▸ Goal:
Scan the entries below for the word "Esfuerzo". Copy each line that has it.

— BEGIN Records for this exercise —

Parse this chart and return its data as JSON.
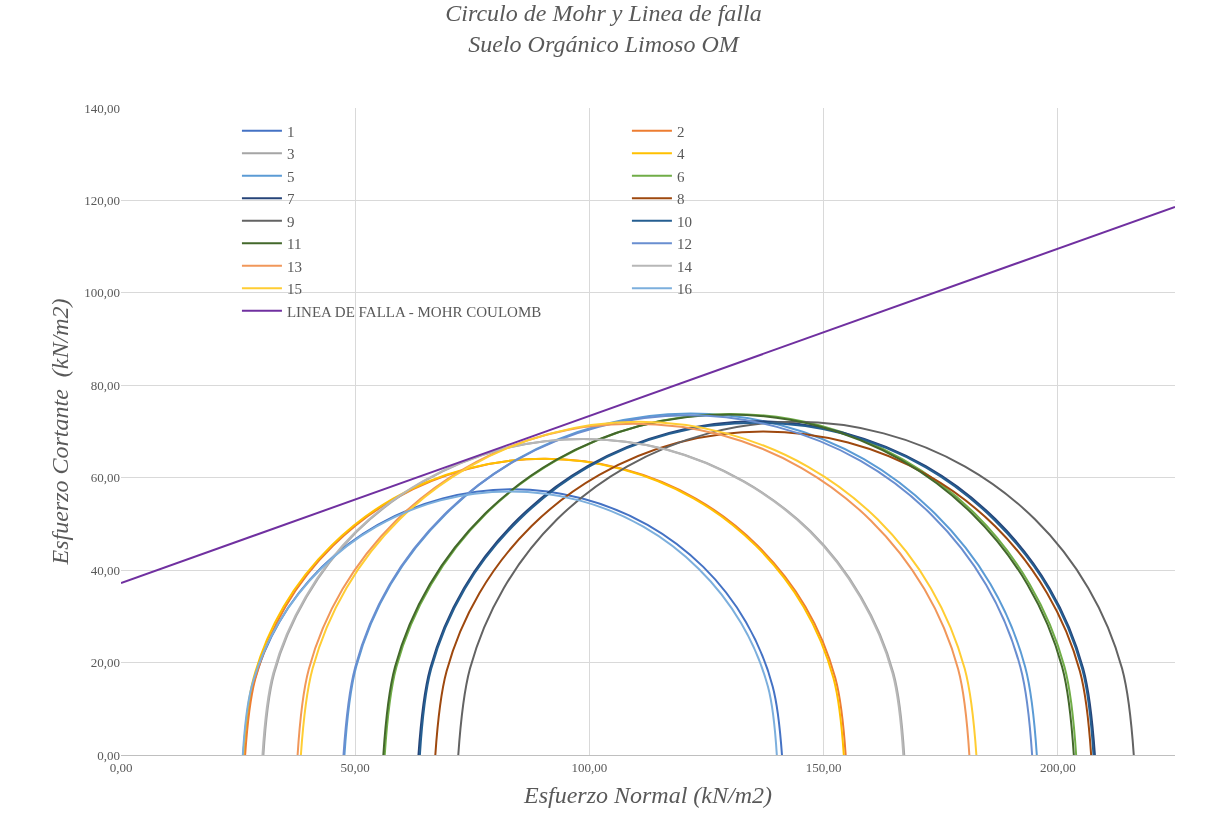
{
  "chart_data": {
    "type": "line",
    "title": "Circulo de Mohr y Linea de falla\nSuelo Orgánico Limoso OM",
    "xlabel": "Esfuerzo Normal (kN/m2)",
    "ylabel": "Esfuerzo Cortante  (kN/m2)",
    "xlim": [
      0,
      225
    ],
    "xticks": [
      {
        "value": 0,
        "label": "0,00"
      },
      {
        "value": 50,
        "label": "50,00"
      },
      {
        "value": 100,
        "label": "100,00"
      },
      {
        "value": 150,
        "label": "150,00"
      },
      {
        "value": 200,
        "label": "200,00"
      }
    ],
    "ylim": [
      0,
      140
    ],
    "yticks": [
      {
        "value": 0,
        "label": "0,00"
      },
      {
        "value": 20,
        "label": "20,00"
      },
      {
        "value": 40,
        "label": "40,00"
      },
      {
        "value": 60,
        "label": "60,00"
      },
      {
        "value": 80,
        "label": "80,00"
      },
      {
        "value": 100,
        "label": "100,00"
      },
      {
        "value": 120,
        "label": "120,00"
      },
      {
        "value": 140,
        "label": "140,00"
      }
    ],
    "grid": true,
    "legend": "top left",
    "marker": "none",
    "line_style": "solid",
    "series": [
      {
        "name": "1",
        "color": "#4472c4",
        "x": [
          26.1,
          28.1,
          33.8,
          42.9,
          54.8,
          68.7,
          83.6,
          98.5,
          112.4,
          124.3,
          133.4,
          139.1,
          141.1
        ],
        "values": [
          0,
          14.9,
          28.8,
          40.7,
          49.8,
          55.5,
          57.5,
          55.5,
          49.8,
          40.7,
          28.8,
          14.9,
          0
        ]
      },
      {
        "name": "2",
        "color": "#ed7d31",
        "x": [
          26.5,
          28.7,
          35.1,
          45.3,
          58.5,
          74.0,
          90.6,
          107.2,
          122.7,
          135.9,
          146.1,
          152.5,
          154.7
        ],
        "values": [
          0,
          16.6,
          32.1,
          45.3,
          55.5,
          61.9,
          64.1,
          61.9,
          55.5,
          45.3,
          32.1,
          16.6,
          0
        ]
      },
      {
        "name": "3",
        "color": "#a5a5a5",
        "x": [
          30.4,
          32.7,
          39.6,
          50.4,
          64.6,
          81.1,
          98.8,
          116.5,
          133.0,
          147.2,
          158.0,
          164.9,
          167.2
        ],
        "values": [
          0,
          17.7,
          34.2,
          48.4,
          59.2,
          66.1,
          68.4,
          66.1,
          59.2,
          48.4,
          34.2,
          17.7,
          0
        ]
      },
      {
        "name": "4",
        "color": "#ffc000",
        "x": [
          26.1,
          28.3,
          34.7,
          44.9,
          58.1,
          73.6,
          90.2,
          106.8,
          122.3,
          135.5,
          145.7,
          152.1,
          154.3
        ],
        "values": [
          0,
          16.6,
          32.1,
          45.3,
          55.5,
          61.9,
          64.1,
          61.9,
          55.5,
          45.3,
          32.1,
          16.6,
          0
        ]
      },
      {
        "name": "5",
        "color": "#5b9bd5",
        "x": [
          47.7,
          50.2,
          57.6,
          69.4,
          84.6,
          102.5,
          121.6,
          140.7,
          158.6,
          173.8,
          185.6,
          193.0,
          195.5
        ],
        "values": [
          0,
          19.1,
          37.0,
          52.2,
          64.0,
          71.4,
          73.9,
          71.4,
          64.0,
          52.2,
          37.0,
          19.1,
          0
        ]
      },
      {
        "name": "6",
        "color": "#70ad47",
        "x": [
          56.3,
          58.8,
          66.2,
          77.9,
          93.2,
          111.0,
          130.1,
          149.2,
          167.0,
          182.3,
          194.0,
          201.4,
          203.9
        ],
        "values": [
          0,
          19.1,
          36.9,
          52.2,
          63.9,
          71.3,
          73.8,
          71.3,
          63.9,
          52.2,
          36.9,
          19.1,
          0
        ]
      },
      {
        "name": "7",
        "color": "#264478",
        "x": [
          63.5,
          66.0,
          73.2,
          84.7,
          99.6,
          117.0,
          135.7,
          154.4,
          171.8,
          186.7,
          198.2,
          205.4,
          207.9
        ],
        "values": [
          0,
          18.7,
          36.1,
          51.0,
          62.5,
          69.7,
          72.2,
          69.7,
          62.5,
          51.0,
          36.1,
          18.7,
          0
        ]
      },
      {
        "name": "8",
        "color": "#9e480e",
        "x": [
          67.1,
          69.5,
          76.5,
          87.6,
          102.1,
          119.0,
          137.1,
          155.2,
          172.1,
          186.6,
          197.7,
          204.7,
          207.1
        ],
        "values": [
          0,
          18.1,
          35.0,
          49.5,
          60.6,
          67.6,
          70.0,
          67.6,
          60.6,
          49.5,
          35.0,
          18.1,
          0
        ]
      },
      {
        "name": "9",
        "color": "#636363",
        "x": [
          72.0,
          74.5,
          81.7,
          93.1,
          108.0,
          125.4,
          144.1,
          162.8,
          180.2,
          195.1,
          206.5,
          213.7,
          216.2
        ],
        "values": [
          0,
          18.7,
          36.1,
          51.0,
          62.4,
          69.6,
          72.1,
          69.6,
          62.4,
          51.0,
          36.1,
          18.7,
          0
        ]
      },
      {
        "name": "10",
        "color": "#255e91",
        "x": [
          63.8,
          66.2,
          73.4,
          84.9,
          99.7,
          117.1,
          135.7,
          154.3,
          171.7,
          186.5,
          198.0,
          205.2,
          207.6
        ],
        "values": [
          0,
          18.6,
          36.0,
          50.8,
          62.3,
          69.5,
          71.9,
          69.5,
          62.3,
          50.8,
          36.0,
          18.6,
          0
        ]
      },
      {
        "name": "11",
        "color": "#43682b",
        "x": [
          56.0,
          58.5,
          65.9,
          77.6,
          92.8,
          110.6,
          129.7,
          148.8,
          166.6,
          181.8,
          193.5,
          200.9,
          203.4
        ],
        "values": [
          0,
          19.1,
          36.9,
          52.1,
          63.8,
          71.2,
          73.7,
          71.2,
          63.8,
          52.1,
          36.9,
          19.1,
          0
        ]
      },
      {
        "name": "12",
        "color": "#698ed0",
        "x": [
          47.5,
          50.0,
          57.3,
          69.0,
          84.2,
          102.0,
          121.0,
          140.0,
          157.8,
          173.0,
          184.7,
          192.0,
          194.5
        ],
        "values": [
          0,
          19.0,
          36.8,
          52.0,
          63.7,
          71.0,
          73.5,
          71.0,
          63.7,
          52.0,
          36.8,
          19.0,
          0
        ]
      },
      {
        "name": "13",
        "color": "#f1975a",
        "x": [
          37.7,
          40.1,
          47.3,
          58.7,
          73.5,
          90.8,
          109.4,
          128.0,
          145.3,
          160.1,
          171.5,
          178.7,
          181.1
        ],
        "values": [
          0,
          18.6,
          35.9,
          50.7,
          62.1,
          69.3,
          71.7,
          69.3,
          62.1,
          50.7,
          35.9,
          18.6,
          0
        ]
      },
      {
        "name": "14",
        "color": "#b7b7b7",
        "x": [
          30.2,
          32.5,
          39.4,
          50.2,
          64.4,
          80.9,
          98.6,
          116.3,
          132.8,
          147.0,
          157.8,
          164.7,
          167.0
        ],
        "values": [
          0,
          17.7,
          34.2,
          48.4,
          59.2,
          66.1,
          68.4,
          66.1,
          59.2,
          48.4,
          34.2,
          17.7,
          0
        ]
      },
      {
        "name": "15",
        "color": "#ffcd33",
        "x": [
          38.4,
          40.9,
          48.1,
          59.5,
          74.4,
          91.8,
          110.5,
          129.2,
          146.6,
          161.5,
          172.9,
          180.1,
          182.6
        ],
        "values": [
          0,
          18.7,
          36.1,
          51.0,
          62.4,
          69.6,
          72.1,
          69.6,
          62.4,
          51.0,
          36.1,
          18.7,
          0
        ]
      },
      {
        "name": "16",
        "color": "#7cafdd",
        "x": [
          26.0,
          27.9,
          33.6,
          42.7,
          54.5,
          68.2,
          83.0,
          97.8,
          111.5,
          123.3,
          132.4,
          138.1,
          140.0
        ],
        "values": [
          0,
          14.8,
          28.5,
          40.3,
          49.4,
          55.1,
          57.0,
          55.1,
          49.4,
          40.3,
          28.5,
          14.8,
          0
        ]
      },
      {
        "name": "LINEA DE FALLA - MOHR COULOMB",
        "color": "#7030a0",
        "x": [
          0,
          225
        ],
        "values": [
          37.2,
          118.6
        ]
      }
    ]
  }
}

— END Records for this exercise —

▸ Correct result:
    "xlabel": "Esfuerzo Normal (kN/m2)",
    "ylabel": "Esfuerzo Cortante  (kN/m2)",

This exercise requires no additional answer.